> **To do**
Using the data below, copy every line that contains the word "JSON".

> **Listed records**

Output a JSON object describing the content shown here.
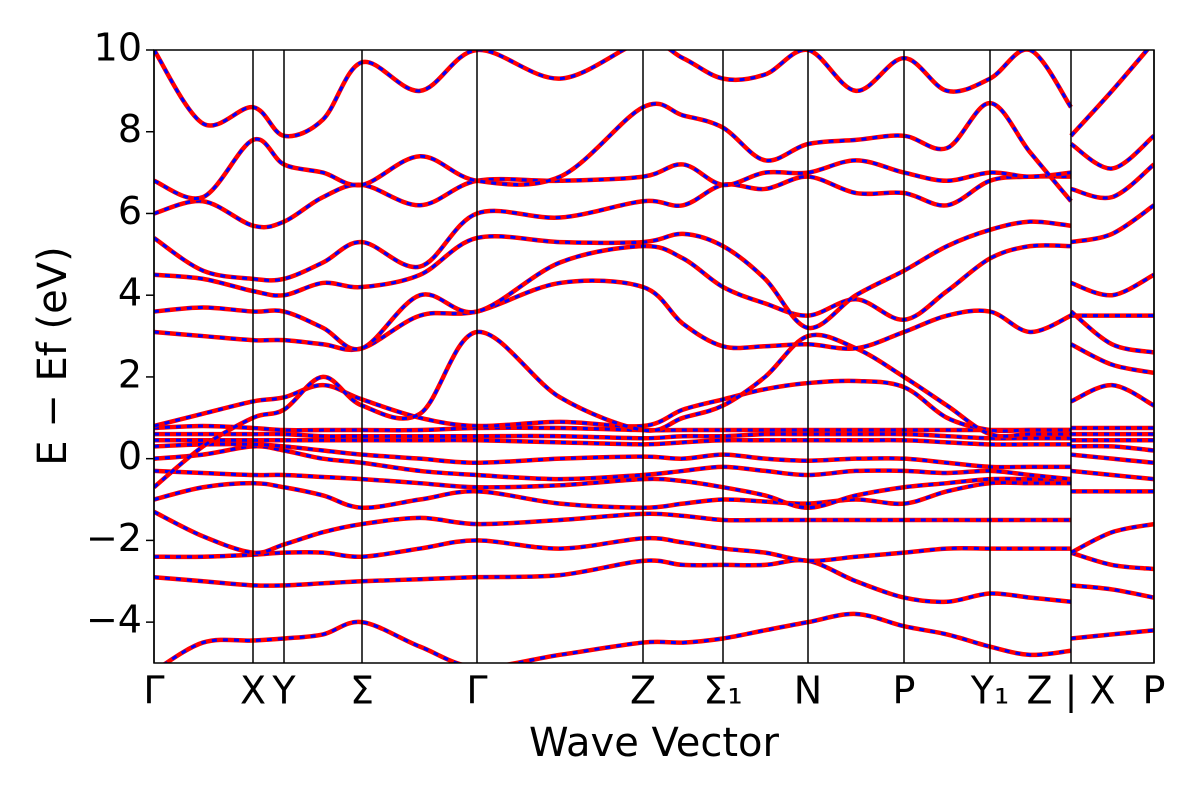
{
  "chart_data": {
    "type": "line",
    "xlabel": "Wave Vector",
    "ylabel": "E − Ef (eV)",
    "xlim": [
      0,
      1
    ],
    "ylim": [
      -5,
      10
    ],
    "yticks": [
      {
        "value": -4,
        "label": "−4"
      },
      {
        "value": -2,
        "label": "−2"
      },
      0,
      2,
      4,
      6,
      8,
      10
    ],
    "xticks": [
      {
        "value": 0,
        "label": "Γ"
      },
      {
        "value": 0.099,
        "label": "X"
      },
      {
        "value": 0.13,
        "label": "Y"
      },
      {
        "value": 0.208,
        "label": "Σ"
      },
      {
        "value": 0.323,
        "label": "Γ"
      },
      {
        "value": 0.489,
        "label": "Z"
      },
      {
        "value": 0.569,
        "label": "Σ₁"
      },
      {
        "value": 0.654,
        "label": "N"
      },
      {
        "value": 0.75,
        "label": "P"
      },
      {
        "value": 0.836,
        "label": "Y₁"
      },
      {
        "value": 0.917,
        "label": "Z | X"
      },
      {
        "value": 1.0,
        "label": "P"
      }
    ],
    "line_color": "#ff0000",
    "dash_color": "#0000ff",
    "x": [
      0,
      0.049,
      0.099,
      0.13,
      0.169,
      0.208,
      0.266,
      0.323,
      0.406,
      0.489,
      0.529,
      0.569,
      0.611,
      0.654,
      0.702,
      0.75,
      0.793,
      0.836,
      0.876,
      0.917,
      0.917,
      0.917,
      0.958,
      1.0
    ],
    "series": [
      {
        "values": [
          -5.2,
          -4.5,
          -4.45,
          -4.4,
          -4.3,
          -4.0,
          -4.6,
          -5.1,
          -4.8,
          -4.5,
          -4.5,
          -4.4,
          -4.2,
          -4.0,
          -3.8,
          -4.1,
          -4.3,
          -4.6,
          -4.8,
          -4.7,
          null,
          -4.4,
          -4.3,
          -4.2
        ]
      },
      {
        "values": [
          -2.9,
          -3.0,
          -3.1,
          -3.1,
          -3.05,
          -3.0,
          -2.95,
          -2.9,
          -2.85,
          -2.5,
          -2.6,
          -2.6,
          -2.6,
          -2.5,
          -3.0,
          -3.4,
          -3.5,
          -3.3,
          -3.4,
          -3.5,
          null,
          -3.1,
          -3.2,
          -3.4
        ]
      },
      {
        "values": [
          -2.4,
          -2.4,
          -2.35,
          -2.3,
          -2.3,
          -2.4,
          -2.2,
          -2.0,
          -2.2,
          -1.95,
          -2.05,
          -2.2,
          -2.3,
          -2.5,
          -2.4,
          -2.3,
          -2.2,
          -2.2,
          -2.2,
          -2.2,
          null,
          -2.3,
          -2.6,
          -2.7
        ]
      },
      {
        "values": [
          -1.3,
          -1.9,
          -2.3,
          -2.1,
          -1.8,
          -1.6,
          -1.45,
          -1.6,
          -1.5,
          -1.35,
          -1.4,
          -1.5,
          -1.5,
          -1.5,
          -1.5,
          -1.5,
          -1.5,
          -1.5,
          -1.5,
          -1.5,
          null,
          -2.3,
          -1.8,
          -1.6
        ]
      },
      {
        "values": [
          -1.0,
          -0.7,
          -0.6,
          -0.7,
          -0.9,
          -1.2,
          -1.0,
          -0.8,
          -1.1,
          -1.2,
          -1.1,
          -1.0,
          -1.05,
          -1.1,
          -1.0,
          -1.1,
          -0.8,
          -0.6,
          -0.6,
          -0.6,
          null,
          -0.8,
          -0.8,
          -0.8
        ]
      },
      {
        "values": [
          -0.3,
          -0.35,
          -0.4,
          -0.4,
          -0.45,
          -0.5,
          -0.6,
          -0.7,
          -0.65,
          -0.5,
          -0.55,
          -0.7,
          -0.9,
          -1.2,
          -0.9,
          -0.7,
          -0.6,
          -0.5,
          -0.5,
          -0.5,
          null,
          -0.3,
          -0.4,
          -0.5
        ]
      },
      {
        "values": [
          0.0,
          0.1,
          0.3,
          0.2,
          0.0,
          -0.1,
          -0.3,
          -0.4,
          -0.5,
          -0.4,
          -0.3,
          -0.2,
          -0.3,
          -0.4,
          -0.3,
          -0.3,
          -0.35,
          -0.3,
          -0.4,
          -0.5,
          null,
          0.1,
          0.0,
          -0.1
        ]
      },
      {
        "values": [
          0.3,
          0.35,
          0.35,
          0.3,
          0.2,
          0.1,
          0.0,
          -0.1,
          0.0,
          0.05,
          0.0,
          0.1,
          0.0,
          -0.05,
          0.0,
          0.0,
          -0.1,
          -0.2,
          -0.2,
          -0.2,
          null,
          0.3,
          0.3,
          0.2
        ]
      },
      {
        "values": [
          0.45,
          0.45,
          0.45,
          0.45,
          0.45,
          0.45,
          0.45,
          0.45,
          0.4,
          0.35,
          0.4,
          0.45,
          0.45,
          0.45,
          0.45,
          0.45,
          0.4,
          0.35,
          0.35,
          0.35,
          null,
          0.45,
          0.45,
          0.45
        ]
      },
      {
        "values": [
          0.6,
          0.6,
          0.6,
          0.6,
          0.55,
          0.55,
          0.55,
          0.55,
          0.55,
          0.5,
          0.55,
          0.55,
          0.6,
          0.6,
          0.6,
          0.6,
          0.55,
          0.5,
          0.5,
          0.5,
          null,
          0.6,
          0.6,
          0.6
        ]
      },
      {
        "values": [
          0.75,
          0.8,
          0.75,
          0.7,
          0.7,
          0.7,
          0.7,
          0.75,
          0.75,
          0.7,
          0.7,
          0.7,
          0.7,
          0.7,
          0.7,
          0.7,
          0.7,
          0.7,
          0.7,
          0.7,
          null,
          0.75,
          0.75,
          0.75
        ]
      },
      {
        "values": [
          0.8,
          1.1,
          1.4,
          1.5,
          1.8,
          1.45,
          1.0,
          0.8,
          0.9,
          0.8,
          1.2,
          1.45,
          1.7,
          1.85,
          1.9,
          1.75,
          1.0,
          0.7,
          0.7,
          0.7,
          null,
          1.4,
          1.8,
          1.3
        ]
      },
      {
        "values": [
          -0.7,
          0.3,
          1.0,
          1.2,
          2.0,
          1.3,
          1.1,
          3.1,
          1.5,
          0.7,
          1.0,
          1.3,
          2.0,
          3.0,
          2.7,
          2.0,
          1.3,
          0.6,
          0.6,
          0.6,
          null,
          2.8,
          2.3,
          2.1
        ]
      },
      {
        "values": [
          3.1,
          3.0,
          2.9,
          2.9,
          2.8,
          2.7,
          3.5,
          3.6,
          4.3,
          4.2,
          3.3,
          2.75,
          2.75,
          2.8,
          2.7,
          3.1,
          3.5,
          3.6,
          3.1,
          3.5,
          null,
          3.5,
          3.5,
          3.5
        ]
      },
      {
        "values": [
          3.6,
          3.7,
          3.6,
          3.6,
          3.2,
          2.7,
          4.0,
          3.6,
          4.8,
          5.2,
          4.9,
          4.2,
          3.8,
          3.5,
          3.9,
          3.4,
          4.1,
          4.9,
          5.2,
          5.2,
          null,
          3.6,
          2.8,
          2.6
        ]
      },
      {
        "values": [
          4.5,
          4.4,
          4.1,
          4.0,
          4.3,
          4.2,
          4.5,
          5.4,
          5.3,
          5.3,
          5.5,
          5.2,
          4.4,
          3.2,
          4.0,
          4.6,
          5.2,
          5.6,
          5.8,
          5.7,
          null,
          4.3,
          4.0,
          4.5
        ]
      },
      {
        "values": [
          5.4,
          4.6,
          4.4,
          4.4,
          4.8,
          5.3,
          4.7,
          6.0,
          5.9,
          6.3,
          6.2,
          6.7,
          6.6,
          6.9,
          6.5,
          6.5,
          6.2,
          6.8,
          6.9,
          6.9,
          null,
          5.3,
          5.5,
          6.2
        ]
      },
      {
        "values": [
          6.0,
          6.3,
          5.7,
          5.8,
          6.4,
          6.7,
          6.2,
          6.8,
          6.8,
          6.9,
          7.2,
          6.7,
          7.0,
          7.0,
          7.3,
          7.0,
          6.8,
          7.0,
          6.9,
          7.0,
          null,
          6.6,
          6.4,
          7.2
        ]
      },
      {
        "values": [
          6.8,
          6.4,
          7.8,
          7.2,
          7.0,
          6.7,
          7.4,
          6.8,
          6.9,
          8.6,
          8.4,
          8.1,
          7.3,
          7.7,
          7.8,
          7.9,
          7.6,
          8.7,
          7.5,
          6.3,
          null,
          7.7,
          7.1,
          7.9
        ]
      },
      {
        "values": [
          10.0,
          8.2,
          8.6,
          7.9,
          8.3,
          9.7,
          9.0,
          10.0,
          9.3,
          10.2,
          9.8,
          9.3,
          9.4,
          10.0,
          9.0,
          9.8,
          9.0,
          9.3,
          10.0,
          8.6,
          null,
          7.9,
          9.0,
          10.2
        ]
      }
    ]
  }
}
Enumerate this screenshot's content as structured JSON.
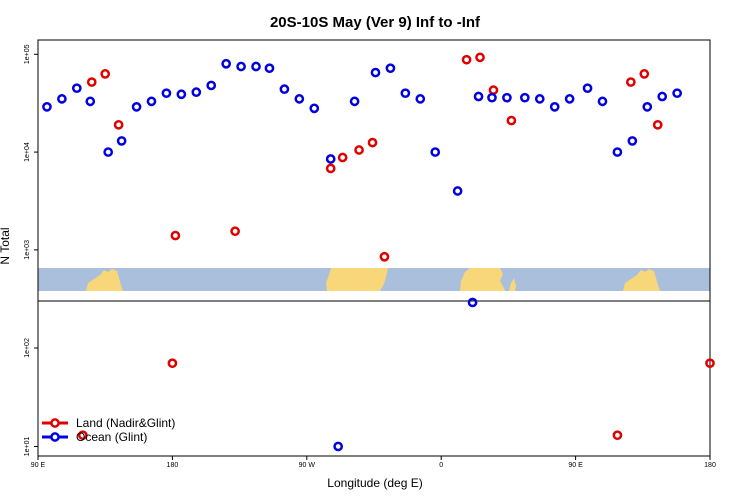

> **Reply**
Output a JSON object describing the content shown here.
Enumerate this screenshot's content as structured JSON.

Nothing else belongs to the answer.